(REQUEST) Give the number of lines in the data that hold the string "Catchment". Nothing else is needed.

--- START ---

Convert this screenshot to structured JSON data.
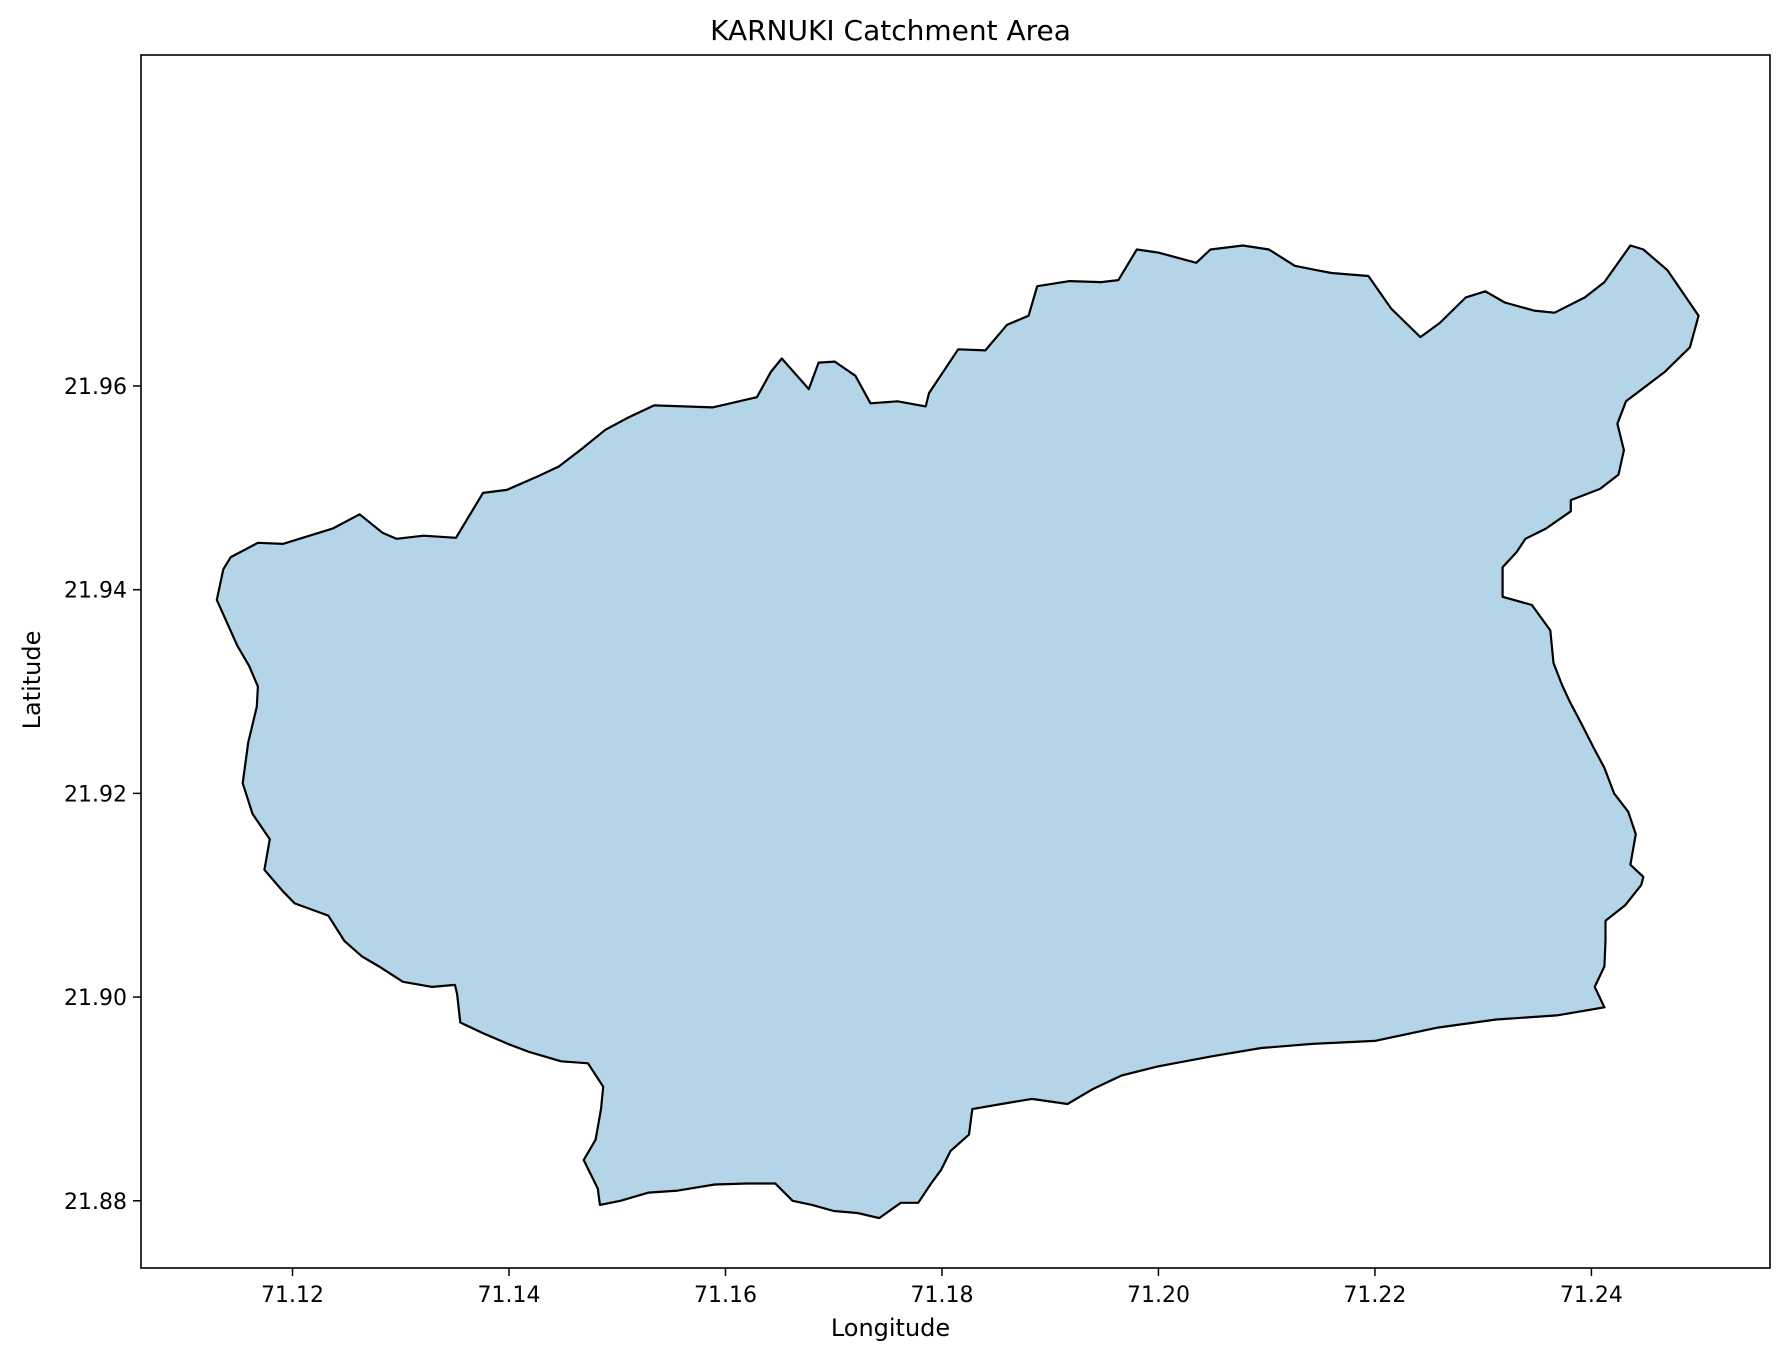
{
  "title": "KARNUKI Catchment Area",
  "colors": {
    "fill": "#b4d5e8",
    "outline": "#000000",
    "axes": "#000000"
  },
  "chart_data": {
    "type": "map",
    "title": "KARNUKI Catchment Area",
    "xlabel": "Longitude",
    "ylabel": "Latitude",
    "xlim": [
      71.106,
      71.2565
    ],
    "ylim": [
      21.8734,
      21.9925
    ],
    "xticks": [
      71.12,
      71.14,
      71.16,
      71.18,
      71.2,
      71.22,
      71.24
    ],
    "xtick_labels": [
      "71.12",
      "71.14",
      "71.16",
      "71.18",
      "71.20",
      "71.22",
      "71.24"
    ],
    "yticks": [
      21.88,
      21.9,
      21.92,
      21.94,
      21.96
    ],
    "ytick_labels": [
      "21.88",
      "21.90",
      "21.92",
      "21.94",
      "21.96"
    ],
    "grid": false,
    "legend": "none",
    "polygon": {
      "name": "KARNUKI",
      "fill": "#b4d5e8",
      "edge": "#000000",
      "coords": [
        [
          71.1143,
          21.9432
        ],
        [
          71.1168,
          21.9446
        ],
        [
          71.1191,
          21.9445
        ],
        [
          71.1237,
          21.946
        ],
        [
          71.1262,
          21.9474
        ],
        [
          71.1283,
          21.9456
        ],
        [
          71.1296,
          21.945
        ],
        [
          71.1321,
          21.9453
        ],
        [
          71.1351,
          21.9451
        ],
        [
          71.1376,
          21.9495
        ],
        [
          71.1398,
          21.9498
        ],
        [
          71.1426,
          21.9511
        ],
        [
          71.1446,
          21.9521
        ],
        [
          71.1467,
          21.9538
        ],
        [
          71.1489,
          21.9557
        ],
        [
          71.151,
          21.9569
        ],
        [
          71.1534,
          21.9581
        ],
        [
          71.1588,
          21.9579
        ],
        [
          71.1629,
          21.9589
        ],
        [
          71.1642,
          21.9614
        ],
        [
          71.1652,
          21.9627
        ],
        [
          71.1677,
          21.9597
        ],
        [
          71.1686,
          21.9623
        ],
        [
          71.1701,
          21.9624
        ],
        [
          71.172,
          21.961
        ],
        [
          71.1734,
          21.9583
        ],
        [
          71.1759,
          21.9585
        ],
        [
          71.1785,
          21.958
        ],
        [
          71.1788,
          21.9593
        ],
        [
          71.1815,
          21.9636
        ],
        [
          71.184,
          21.9635
        ],
        [
          71.186,
          21.966
        ],
        [
          71.188,
          21.9669
        ],
        [
          71.1888,
          21.9698
        ],
        [
          71.1918,
          21.9703
        ],
        [
          71.1947,
          21.9702
        ],
        [
          71.1963,
          21.9704
        ],
        [
          71.198,
          21.9734
        ],
        [
          71.2,
          21.9731
        ],
        [
          71.2035,
          21.9721
        ],
        [
          71.2048,
          21.9734
        ],
        [
          71.2078,
          21.9738
        ],
        [
          71.2102,
          21.9734
        ],
        [
          71.2126,
          21.9718
        ],
        [
          71.2145,
          21.9714
        ],
        [
          71.216,
          21.9711
        ],
        [
          71.2194,
          21.9708
        ],
        [
          71.2215,
          21.9676
        ],
        [
          71.2242,
          21.9648
        ],
        [
          71.226,
          21.9662
        ],
        [
          71.2284,
          21.9687
        ],
        [
          71.2302,
          21.9693
        ],
        [
          71.232,
          21.9682
        ],
        [
          71.2347,
          21.9674
        ],
        [
          71.2366,
          21.9672
        ],
        [
          71.2394,
          21.9687
        ],
        [
          71.2412,
          21.9702
        ],
        [
          71.2436,
          21.9738
        ],
        [
          71.2448,
          21.9734
        ],
        [
          71.247,
          21.9714
        ],
        [
          71.2499,
          21.9669
        ],
        [
          71.2491,
          21.9638
        ],
        [
          71.2468,
          21.9614
        ],
        [
          71.2432,
          21.9585
        ],
        [
          71.2424,
          21.9563
        ],
        [
          71.243,
          21.9537
        ],
        [
          71.2425,
          21.9513
        ],
        [
          71.2408,
          21.9499
        ],
        [
          71.2381,
          21.9488
        ],
        [
          71.2381,
          21.9477
        ],
        [
          71.2358,
          21.946
        ],
        [
          71.2339,
          21.945
        ],
        [
          71.2331,
          21.9437
        ],
        [
          71.2318,
          21.9422
        ],
        [
          71.2318,
          21.9393
        ],
        [
          71.2345,
          21.9385
        ],
        [
          71.2362,
          21.936
        ],
        [
          71.2365,
          21.9328
        ],
        [
          71.2373,
          21.9306
        ],
        [
          71.238,
          21.929
        ],
        [
          71.239,
          21.927
        ],
        [
          71.2402,
          21.9245
        ],
        [
          71.2412,
          21.9225
        ],
        [
          71.2421,
          21.92
        ],
        [
          71.2434,
          21.9182
        ],
        [
          71.2441,
          21.916
        ],
        [
          71.2436,
          21.913
        ],
        [
          71.2448,
          21.9118
        ],
        [
          71.2446,
          21.911
        ],
        [
          71.2431,
          21.909
        ],
        [
          71.2413,
          21.9075
        ],
        [
          71.2413,
          21.9055
        ],
        [
          71.2412,
          21.903
        ],
        [
          71.2403,
          21.901
        ],
        [
          71.2412,
          21.899
        ],
        [
          71.2368,
          21.8982
        ],
        [
          71.2312,
          21.8978
        ],
        [
          71.2258,
          21.897
        ],
        [
          71.22,
          21.8957
        ],
        [
          71.2142,
          21.8954
        ],
        [
          71.2095,
          21.895
        ],
        [
          71.205,
          21.8942
        ],
        [
          71.2,
          21.8932
        ],
        [
          71.1966,
          21.8923
        ],
        [
          71.194,
          21.891
        ],
        [
          71.1916,
          21.8895
        ],
        [
          71.1883,
          21.89
        ],
        [
          71.1855,
          21.8895
        ],
        [
          71.1828,
          21.889
        ],
        [
          71.1825,
          21.8865
        ],
        [
          71.1808,
          21.8849
        ],
        [
          71.1799,
          21.883
        ],
        [
          71.179,
          21.8817
        ],
        [
          71.1778,
          21.8798
        ],
        [
          71.1762,
          21.8798
        ],
        [
          71.1742,
          21.8783
        ],
        [
          71.1722,
          21.8788
        ],
        [
          71.17,
          21.879
        ],
        [
          71.168,
          21.8796
        ],
        [
          71.1662,
          21.88
        ],
        [
          71.1646,
          21.8817
        ],
        [
          71.162,
          21.8817
        ],
        [
          71.159,
          21.8816
        ],
        [
          71.1556,
          21.881
        ],
        [
          71.1529,
          21.8808
        ],
        [
          71.1503,
          21.88
        ],
        [
          71.1484,
          21.8796
        ],
        [
          71.1482,
          21.8812
        ],
        [
          71.1469,
          21.884
        ],
        [
          71.148,
          21.886
        ],
        [
          71.1485,
          21.889
        ],
        [
          71.1487,
          21.8912
        ],
        [
          71.1473,
          21.8935
        ],
        [
          71.1448,
          21.8937
        ],
        [
          71.1419,
          21.8946
        ],
        [
          71.1399,
          21.8954
        ],
        [
          71.1375,
          21.8965
        ],
        [
          71.1355,
          21.8975
        ],
        [
          71.1352,
          21.9003
        ],
        [
          71.135,
          21.9012
        ],
        [
          71.1329,
          21.901
        ],
        [
          71.1302,
          21.9015
        ],
        [
          71.128,
          21.903
        ],
        [
          71.1264,
          21.904
        ],
        [
          71.1248,
          21.9055
        ],
        [
          71.1233,
          21.908
        ],
        [
          71.1202,
          21.9092
        ],
        [
          71.1191,
          21.9104
        ],
        [
          71.1174,
          21.9125
        ],
        [
          71.1179,
          21.9155
        ],
        [
          71.1163,
          21.918
        ],
        [
          71.1154,
          21.921
        ],
        [
          71.1159,
          21.925
        ],
        [
          71.1167,
          21.9285
        ],
        [
          71.1168,
          21.9305
        ],
        [
          71.116,
          21.9325
        ],
        [
          71.1149,
          21.9345
        ],
        [
          71.113,
          21.939
        ],
        [
          71.1136,
          21.942
        ]
      ]
    }
  }
}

--- END ---

(TASK OUTPUT) 2